:: Exercise inputs

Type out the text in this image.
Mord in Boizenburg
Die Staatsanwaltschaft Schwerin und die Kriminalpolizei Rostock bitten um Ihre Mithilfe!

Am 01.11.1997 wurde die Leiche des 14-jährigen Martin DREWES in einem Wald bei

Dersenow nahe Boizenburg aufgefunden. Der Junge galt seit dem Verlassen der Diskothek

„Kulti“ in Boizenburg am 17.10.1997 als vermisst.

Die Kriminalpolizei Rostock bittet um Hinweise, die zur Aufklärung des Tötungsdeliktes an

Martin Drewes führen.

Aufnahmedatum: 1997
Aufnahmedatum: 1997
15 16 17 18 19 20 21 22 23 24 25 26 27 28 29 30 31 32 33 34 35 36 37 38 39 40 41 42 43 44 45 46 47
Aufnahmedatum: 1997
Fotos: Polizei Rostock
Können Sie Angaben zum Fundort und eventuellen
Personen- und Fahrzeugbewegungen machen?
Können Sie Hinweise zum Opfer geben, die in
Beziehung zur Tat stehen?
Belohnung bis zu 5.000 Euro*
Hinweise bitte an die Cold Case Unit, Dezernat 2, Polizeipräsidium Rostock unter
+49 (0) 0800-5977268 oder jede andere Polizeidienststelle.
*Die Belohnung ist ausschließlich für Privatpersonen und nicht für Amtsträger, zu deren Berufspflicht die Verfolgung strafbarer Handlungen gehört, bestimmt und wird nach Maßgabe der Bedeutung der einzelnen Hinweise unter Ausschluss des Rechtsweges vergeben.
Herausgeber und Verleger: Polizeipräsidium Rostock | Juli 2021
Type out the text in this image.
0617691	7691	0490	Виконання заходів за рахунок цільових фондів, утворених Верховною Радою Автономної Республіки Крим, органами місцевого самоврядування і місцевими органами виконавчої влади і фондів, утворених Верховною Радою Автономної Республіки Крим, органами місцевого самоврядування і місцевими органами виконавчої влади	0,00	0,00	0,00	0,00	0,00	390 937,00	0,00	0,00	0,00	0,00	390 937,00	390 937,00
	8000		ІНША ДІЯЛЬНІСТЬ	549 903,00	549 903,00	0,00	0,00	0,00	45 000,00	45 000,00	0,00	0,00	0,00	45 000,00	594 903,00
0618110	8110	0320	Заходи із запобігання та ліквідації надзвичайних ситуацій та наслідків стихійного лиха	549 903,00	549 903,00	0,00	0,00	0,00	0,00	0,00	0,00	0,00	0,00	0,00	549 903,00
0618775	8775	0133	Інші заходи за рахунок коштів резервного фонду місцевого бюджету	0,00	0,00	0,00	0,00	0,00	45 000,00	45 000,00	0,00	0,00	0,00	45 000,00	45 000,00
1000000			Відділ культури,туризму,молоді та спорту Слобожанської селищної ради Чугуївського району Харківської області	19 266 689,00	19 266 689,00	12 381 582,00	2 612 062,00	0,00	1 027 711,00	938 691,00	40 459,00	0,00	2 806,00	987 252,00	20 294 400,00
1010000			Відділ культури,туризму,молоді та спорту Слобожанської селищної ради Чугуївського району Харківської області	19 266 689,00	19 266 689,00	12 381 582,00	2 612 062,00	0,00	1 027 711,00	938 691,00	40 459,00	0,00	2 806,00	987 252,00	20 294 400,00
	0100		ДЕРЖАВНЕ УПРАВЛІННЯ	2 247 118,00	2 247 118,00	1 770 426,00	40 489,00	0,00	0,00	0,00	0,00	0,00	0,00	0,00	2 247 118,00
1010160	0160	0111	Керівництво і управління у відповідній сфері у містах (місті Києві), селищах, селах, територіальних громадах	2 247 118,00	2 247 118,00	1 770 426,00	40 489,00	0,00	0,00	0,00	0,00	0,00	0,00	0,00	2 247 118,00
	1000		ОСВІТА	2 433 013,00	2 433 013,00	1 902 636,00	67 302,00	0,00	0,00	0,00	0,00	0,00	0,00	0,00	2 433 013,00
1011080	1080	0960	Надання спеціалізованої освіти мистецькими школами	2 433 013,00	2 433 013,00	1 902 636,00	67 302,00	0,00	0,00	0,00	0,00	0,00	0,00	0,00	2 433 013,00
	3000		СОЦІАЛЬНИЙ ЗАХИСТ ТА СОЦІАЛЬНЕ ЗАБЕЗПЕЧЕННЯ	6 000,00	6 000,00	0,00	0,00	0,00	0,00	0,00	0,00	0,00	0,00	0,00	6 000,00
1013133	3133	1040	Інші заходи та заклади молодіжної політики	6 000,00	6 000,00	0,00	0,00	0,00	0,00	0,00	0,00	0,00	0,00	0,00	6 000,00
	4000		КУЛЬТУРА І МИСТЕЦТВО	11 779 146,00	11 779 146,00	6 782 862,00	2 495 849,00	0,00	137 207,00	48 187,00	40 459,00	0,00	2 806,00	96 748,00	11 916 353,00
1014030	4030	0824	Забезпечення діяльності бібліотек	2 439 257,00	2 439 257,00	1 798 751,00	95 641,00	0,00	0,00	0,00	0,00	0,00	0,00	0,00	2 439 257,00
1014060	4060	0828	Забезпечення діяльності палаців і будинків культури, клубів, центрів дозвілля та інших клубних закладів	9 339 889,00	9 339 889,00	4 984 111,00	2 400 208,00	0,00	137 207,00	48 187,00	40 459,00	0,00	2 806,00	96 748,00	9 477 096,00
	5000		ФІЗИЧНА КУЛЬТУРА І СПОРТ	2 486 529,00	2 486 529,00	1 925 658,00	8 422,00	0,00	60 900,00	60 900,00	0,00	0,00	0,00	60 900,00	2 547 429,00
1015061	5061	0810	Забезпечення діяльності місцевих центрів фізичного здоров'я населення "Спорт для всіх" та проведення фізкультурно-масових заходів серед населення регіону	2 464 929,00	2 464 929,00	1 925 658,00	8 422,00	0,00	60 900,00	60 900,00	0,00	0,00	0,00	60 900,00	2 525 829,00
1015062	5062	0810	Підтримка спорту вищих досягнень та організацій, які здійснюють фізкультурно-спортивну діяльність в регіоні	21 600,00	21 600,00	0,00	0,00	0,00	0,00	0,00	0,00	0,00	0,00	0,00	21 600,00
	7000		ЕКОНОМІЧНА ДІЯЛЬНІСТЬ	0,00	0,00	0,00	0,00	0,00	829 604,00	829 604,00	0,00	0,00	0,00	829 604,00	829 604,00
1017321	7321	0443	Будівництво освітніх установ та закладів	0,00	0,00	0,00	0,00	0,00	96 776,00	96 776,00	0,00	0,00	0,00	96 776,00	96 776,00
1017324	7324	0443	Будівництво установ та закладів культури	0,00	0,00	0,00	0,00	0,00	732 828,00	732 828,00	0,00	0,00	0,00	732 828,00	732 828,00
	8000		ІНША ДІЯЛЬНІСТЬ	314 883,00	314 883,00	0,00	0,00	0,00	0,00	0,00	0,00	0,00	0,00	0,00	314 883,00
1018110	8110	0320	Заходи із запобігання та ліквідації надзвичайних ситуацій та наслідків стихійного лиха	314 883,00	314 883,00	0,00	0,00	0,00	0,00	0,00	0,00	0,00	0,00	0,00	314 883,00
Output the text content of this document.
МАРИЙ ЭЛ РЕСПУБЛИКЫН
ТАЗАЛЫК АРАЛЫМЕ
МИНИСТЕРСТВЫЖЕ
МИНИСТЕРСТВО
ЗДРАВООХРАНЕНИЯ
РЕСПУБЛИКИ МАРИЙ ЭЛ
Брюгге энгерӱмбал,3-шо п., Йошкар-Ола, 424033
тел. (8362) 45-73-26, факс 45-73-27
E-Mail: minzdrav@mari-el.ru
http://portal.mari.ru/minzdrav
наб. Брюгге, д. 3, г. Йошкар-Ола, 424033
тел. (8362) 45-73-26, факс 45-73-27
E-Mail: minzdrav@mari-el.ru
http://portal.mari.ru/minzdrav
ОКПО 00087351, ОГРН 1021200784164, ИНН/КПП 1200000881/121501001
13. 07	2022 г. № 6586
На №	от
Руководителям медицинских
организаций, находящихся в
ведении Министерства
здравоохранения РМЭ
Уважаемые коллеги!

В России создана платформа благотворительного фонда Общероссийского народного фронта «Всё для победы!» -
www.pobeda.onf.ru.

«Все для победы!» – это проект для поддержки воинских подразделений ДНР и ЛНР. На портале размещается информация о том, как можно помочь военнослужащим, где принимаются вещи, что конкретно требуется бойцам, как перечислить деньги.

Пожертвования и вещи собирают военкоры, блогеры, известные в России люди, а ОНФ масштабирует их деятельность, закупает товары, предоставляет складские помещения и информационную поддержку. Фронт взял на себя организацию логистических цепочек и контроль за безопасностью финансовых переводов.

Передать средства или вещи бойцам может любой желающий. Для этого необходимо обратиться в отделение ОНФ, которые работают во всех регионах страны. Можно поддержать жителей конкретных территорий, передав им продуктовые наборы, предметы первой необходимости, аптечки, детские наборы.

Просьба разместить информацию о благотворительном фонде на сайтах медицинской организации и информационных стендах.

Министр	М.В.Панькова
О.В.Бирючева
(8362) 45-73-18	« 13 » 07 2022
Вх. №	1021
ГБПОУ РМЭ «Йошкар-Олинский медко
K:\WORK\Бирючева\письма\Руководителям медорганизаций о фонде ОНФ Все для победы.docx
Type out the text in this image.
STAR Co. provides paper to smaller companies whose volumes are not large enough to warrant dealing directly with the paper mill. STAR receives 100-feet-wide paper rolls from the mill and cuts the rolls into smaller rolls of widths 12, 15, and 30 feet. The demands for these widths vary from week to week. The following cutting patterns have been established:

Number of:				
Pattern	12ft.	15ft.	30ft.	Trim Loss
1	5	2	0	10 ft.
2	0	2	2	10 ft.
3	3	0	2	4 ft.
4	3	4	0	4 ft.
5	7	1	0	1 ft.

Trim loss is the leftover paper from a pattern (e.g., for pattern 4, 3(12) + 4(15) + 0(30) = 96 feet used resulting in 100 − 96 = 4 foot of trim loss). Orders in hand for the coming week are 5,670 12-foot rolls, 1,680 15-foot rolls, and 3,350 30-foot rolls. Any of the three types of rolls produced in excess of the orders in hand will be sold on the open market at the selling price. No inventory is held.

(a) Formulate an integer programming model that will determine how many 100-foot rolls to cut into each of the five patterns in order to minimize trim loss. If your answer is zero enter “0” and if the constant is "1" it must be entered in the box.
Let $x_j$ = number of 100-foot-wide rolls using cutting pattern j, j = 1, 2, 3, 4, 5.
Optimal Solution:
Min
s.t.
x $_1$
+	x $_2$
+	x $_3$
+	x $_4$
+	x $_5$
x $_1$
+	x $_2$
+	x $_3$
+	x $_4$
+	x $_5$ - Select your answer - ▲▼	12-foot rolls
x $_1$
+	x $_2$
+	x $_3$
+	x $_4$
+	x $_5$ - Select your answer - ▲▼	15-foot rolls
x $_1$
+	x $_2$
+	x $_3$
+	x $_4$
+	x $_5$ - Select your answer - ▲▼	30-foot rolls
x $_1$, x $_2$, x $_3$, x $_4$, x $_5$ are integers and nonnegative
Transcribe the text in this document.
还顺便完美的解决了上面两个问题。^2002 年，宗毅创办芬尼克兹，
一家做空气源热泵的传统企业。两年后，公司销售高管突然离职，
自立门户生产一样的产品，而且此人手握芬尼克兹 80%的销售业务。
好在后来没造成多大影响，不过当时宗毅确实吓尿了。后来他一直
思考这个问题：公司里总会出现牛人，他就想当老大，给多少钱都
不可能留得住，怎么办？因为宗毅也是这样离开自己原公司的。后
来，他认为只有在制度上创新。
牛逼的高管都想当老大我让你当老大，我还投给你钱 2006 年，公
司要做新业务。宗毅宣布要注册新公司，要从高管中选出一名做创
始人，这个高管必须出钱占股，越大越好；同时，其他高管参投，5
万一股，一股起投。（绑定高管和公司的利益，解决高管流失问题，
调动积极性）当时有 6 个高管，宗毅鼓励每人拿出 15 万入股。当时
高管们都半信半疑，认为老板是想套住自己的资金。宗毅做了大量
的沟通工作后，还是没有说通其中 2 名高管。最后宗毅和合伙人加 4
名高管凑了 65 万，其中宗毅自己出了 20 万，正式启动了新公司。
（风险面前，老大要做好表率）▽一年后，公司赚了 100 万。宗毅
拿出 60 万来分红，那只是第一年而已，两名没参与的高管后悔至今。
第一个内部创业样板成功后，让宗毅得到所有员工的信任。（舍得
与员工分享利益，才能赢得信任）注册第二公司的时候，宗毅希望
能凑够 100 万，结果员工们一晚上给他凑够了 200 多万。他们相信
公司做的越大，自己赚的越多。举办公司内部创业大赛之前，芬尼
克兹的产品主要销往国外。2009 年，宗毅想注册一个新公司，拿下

::::

Pull out each line of the entries that contains "rolls".

STAR Co. provides paper to smaller companies whose volumes are not large enough to warrant dealing directly with the paper mill. STAR receives 100-feet-wide paper rolls from the mill and cuts the rolls into smaller rolls of widths 12, 15, and 30 feet. The demands for these widths vary from week to week. The following cutting patterns have been established:
Trim loss is the leftover paper from a pattern (e.g., for pattern 4, 3(12) + 4(15) + 0(30) = 96 feet used resulting in 100 − 96 = 4 foot of trim loss). Orders in hand for the coming week are 5,670 12-foot rolls, 1,680 15-foot rolls, and 3,350 30-foot rolls. Any of the three types of rolls produced in excess of the orders in hand will be sold on the open market at the selling price. No inventory is held.
(a) Formulate an integer programming model that will determine how many 100-foot rolls to cut into each of the five patterns in order to minimize trim loss. If your answer is zero enter “0” and if the constant is "1" it must be entered in the box.
Let $x_j$ = number of 100-foot-wide rolls using cutting pattern j, j = 1, 2, 3, 4, 5.
+	x $_5$ - Select your answer - ▲▼	12-foot rolls
+	x $_5$ - Select your answer - ▲▼	15-foot rolls
+	x $_5$ - Select your answer - ▲▼	30-foot rolls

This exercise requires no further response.